** START OF Source material **

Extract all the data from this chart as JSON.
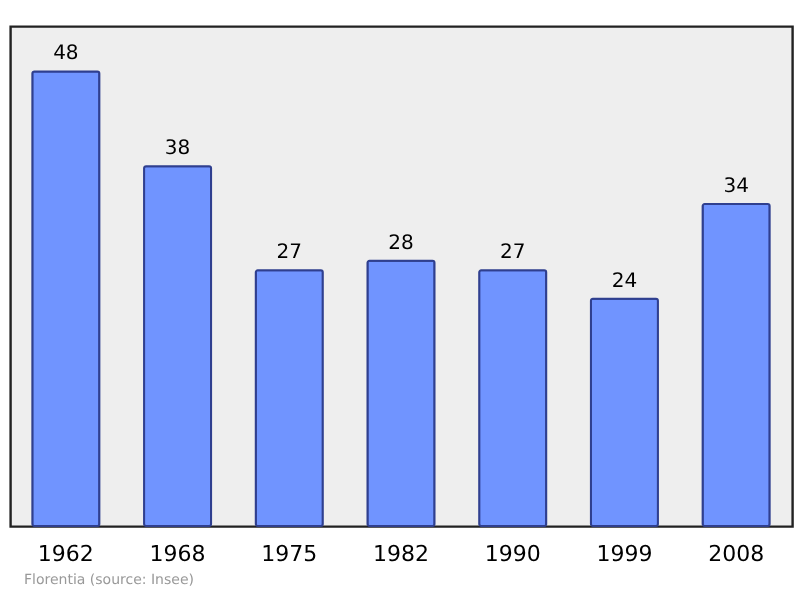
{
  "chart_data": {
    "type": "bar",
    "categories": [
      "1962",
      "1968",
      "1975",
      "1982",
      "1990",
      "1999",
      "2008"
    ],
    "values": [
      48,
      38,
      27,
      28,
      27,
      24,
      34
    ],
    "color": "#7094ff",
    "data_labels": true,
    "annotations": [
      "Florentia   (source: Insee)"
    ]
  }
}
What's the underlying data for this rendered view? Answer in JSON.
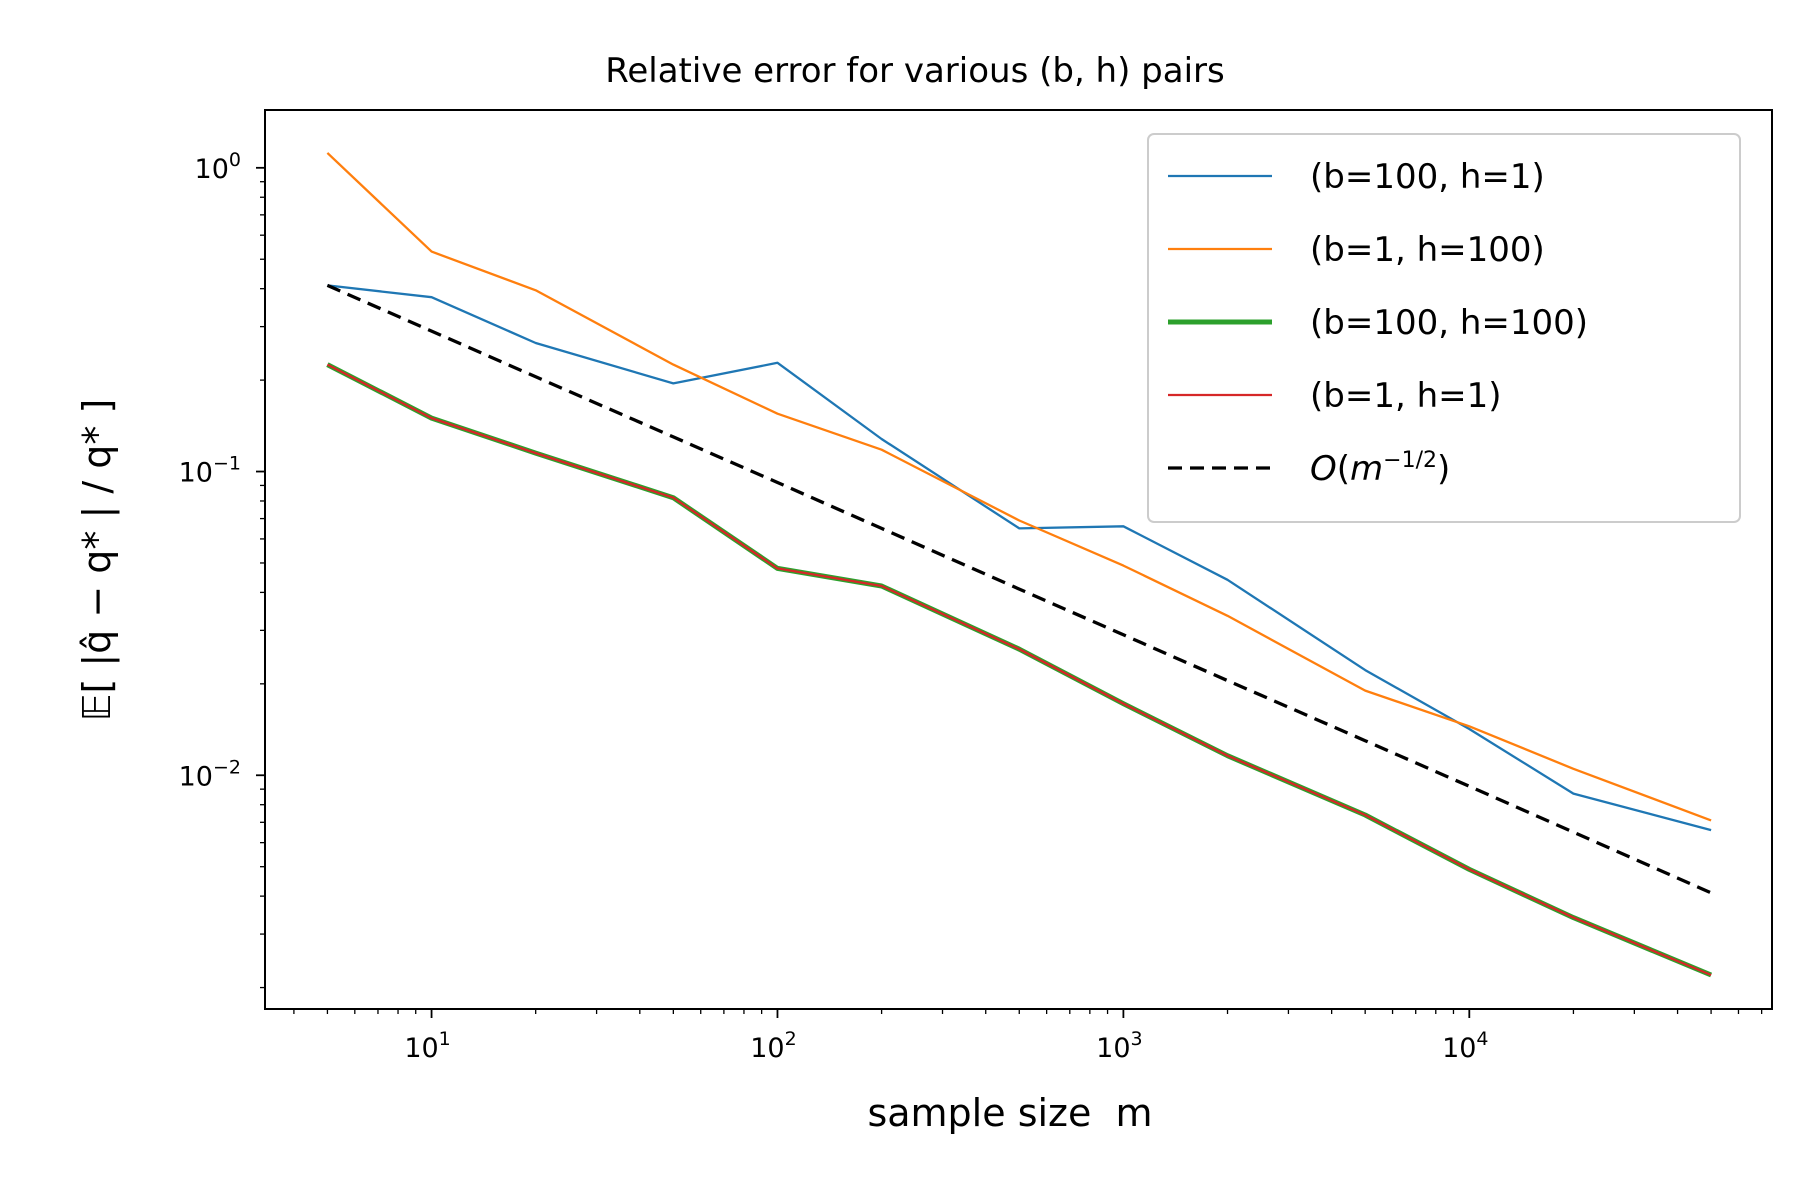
{
  "chart_data": {
    "type": "line",
    "title": "Relative error for various (b, h) pairs",
    "xlabel": "sample size  m",
    "ylabel": "𝔼[ |q̂ − q* | / q* ]",
    "xscale": "log",
    "yscale": "log",
    "xlim": [
      3.3,
      75000
    ],
    "ylim": [
      0.0017,
      1.55
    ],
    "x_ticks": [
      {
        "value": 10,
        "base": "10",
        "exp": "1"
      },
      {
        "value": 100,
        "base": "10",
        "exp": "2"
      },
      {
        "value": 1000,
        "base": "10",
        "exp": "3"
      },
      {
        "value": 10000,
        "base": "10",
        "exp": "4"
      }
    ],
    "y_ticks": [
      {
        "value": 1,
        "base": "10",
        "exp": "0"
      },
      {
        "value": 0.1,
        "base": "10",
        "exp": "−1"
      },
      {
        "value": 0.01,
        "base": "10",
        "exp": "−2"
      }
    ],
    "grid": false,
    "legend_position": "top-right",
    "x": [
      5,
      10,
      20,
      50,
      100,
      200,
      500,
      1000,
      2000,
      5000,
      10000,
      20000,
      50000
    ],
    "series": [
      {
        "name": "(b=100, h=1)",
        "color": "#1f77b4",
        "dash": "",
        "width": 2.3,
        "values": [
          0.41,
          0.375,
          0.265,
          0.195,
          0.228,
          0.128,
          0.065,
          0.066,
          0.044,
          0.0222,
          0.0142,
          0.0087,
          0.0066
        ]
      },
      {
        "name": "(b=1, h=100)",
        "color": "#ff7f0e",
        "dash": "",
        "width": 2.3,
        "values": [
          1.12,
          0.53,
          0.395,
          0.225,
          0.155,
          0.118,
          0.069,
          0.049,
          0.0335,
          0.019,
          0.0145,
          0.0105,
          0.0071
        ]
      },
      {
        "name": "(b=100, h=100)",
        "color": "#2ca02c",
        "dash": "",
        "width": 5,
        "values": [
          0.225,
          0.15,
          0.115,
          0.082,
          0.048,
          0.042,
          0.026,
          0.0172,
          0.0116,
          0.0074,
          0.0049,
          0.0034,
          0.0022
        ]
      },
      {
        "name": "(b=1, h=1)",
        "color": "#d62728",
        "dash": "",
        "width": 2.3,
        "values": [
          0.225,
          0.15,
          0.115,
          0.082,
          0.048,
          0.042,
          0.026,
          0.0172,
          0.0116,
          0.0074,
          0.0049,
          0.0034,
          0.0022
        ]
      },
      {
        "name": "O(m^{-1/2})",
        "color": "#000000",
        "dash": "14,8",
        "width": 3.3,
        "values": [
          0.41,
          0.29,
          0.205,
          0.13,
          0.092,
          0.065,
          0.041,
          0.029,
          0.0205,
          0.013,
          0.0092,
          0.0065,
          0.0041
        ]
      }
    ]
  }
}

** END OF Source material **

Stated exercise:
Your task is to repeat the data above exactly while excluding the pictures.

Answer to this task:
Extract all the data from this chart as JSON.
{
  "chart_data": {
    "type": "bar",
    "categories": [
      "1962",
      "1968",
      "1975",
      "1982",
      "1990",
      "1999",
      "2008"
    ],
    "values": [
      48,
      38,
      27,
      28,
      27,
      24,
      34
    ],
    "color": "#7094ff",
    "data_labels": true,
    "annotations": [
      "Florentia   (source: Insee)"
    ]
  }
}
What's the underlying data for this rendered view? Answer in JSON.
{
  "chart_data": {
    "type": "line",
    "title": "Relative error for various (b, h) pairs",
    "xlabel": "sample size  m",
    "ylabel": "𝔼[ |q̂ − q* | / q* ]",
    "xscale": "log",
    "yscale": "log",
    "xlim": [
      3.3,
      75000
    ],
    "ylim": [
      0.0017,
      1.55
    ],
    "x_ticks": [
      {
        "value": 10,
        "base": "10",
        "exp": "1"
      },
      {
        "value": 100,
        "base": "10",
        "exp": "2"
      },
      {
        "value": 1000,
        "base": "10",
        "exp": "3"
      },
      {
        "value": 10000,
        "base": "10",
        "exp": "4"
      }
    ],
    "y_ticks": [
      {
        "value": 1,
        "base": "10",
        "exp": "0"
      },
      {
        "value": 0.1,
        "base": "10",
        "exp": "−1"
      },
      {
        "value": 0.01,
        "base": "10",
        "exp": "−2"
      }
    ],
    "grid": false,
    "legend_position": "top-right",
    "x": [
      5,
      10,
      20,
      50,
      100,
      200,
      500,
      1000,
      2000,
      5000,
      10000,
      20000,
      50000
    ],
    "series": [
      {
        "name": "(b=100, h=1)",
        "color": "#1f77b4",
        "dash": "",
        "width": 2.3,
        "values": [
          0.41,
          0.375,
          0.265,
          0.195,
          0.228,
          0.128,
          0.065,
          0.066,
          0.044,
          0.0222,
          0.0142,
          0.0087,
          0.0066
        ]
      },
      {
        "name": "(b=1, h=100)",
        "color": "#ff7f0e",
        "dash": "",
        "width": 2.3,
        "values": [
          1.12,
          0.53,
          0.395,
          0.225,
          0.155,
          0.118,
          0.069,
          0.049,
          0.0335,
          0.019,
          0.0145,
          0.0105,
          0.0071
        ]
      },
      {
        "name": "(b=100, h=100)",
        "color": "#2ca02c",
        "dash": "",
        "width": 5,
        "values": [
          0.225,
          0.15,
          0.115,
          0.082,
          0.048,
          0.042,
          0.026,
          0.0172,
          0.0116,
          0.0074,
          0.0049,
          0.0034,
          0.0022
        ]
      },
      {
        "name": "(b=1, h=1)",
        "color": "#d62728",
        "dash": "",
        "width": 2.3,
        "values": [
          0.225,
          0.15,
          0.115,
          0.082,
          0.048,
          0.042,
          0.026,
          0.0172,
          0.0116,
          0.0074,
          0.0049,
          0.0034,
          0.0022
        ]
      },
      {
        "name": "O(m^{-1/2})",
        "color": "#000000",
        "dash": "14,8",
        "width": 3.3,
        "values": [
          0.41,
          0.29,
          0.205,
          0.13,
          0.092,
          0.065,
          0.041,
          0.029,
          0.0205,
          0.013,
          0.0092,
          0.0065,
          0.0041
        ]
      }
    ]
  }
}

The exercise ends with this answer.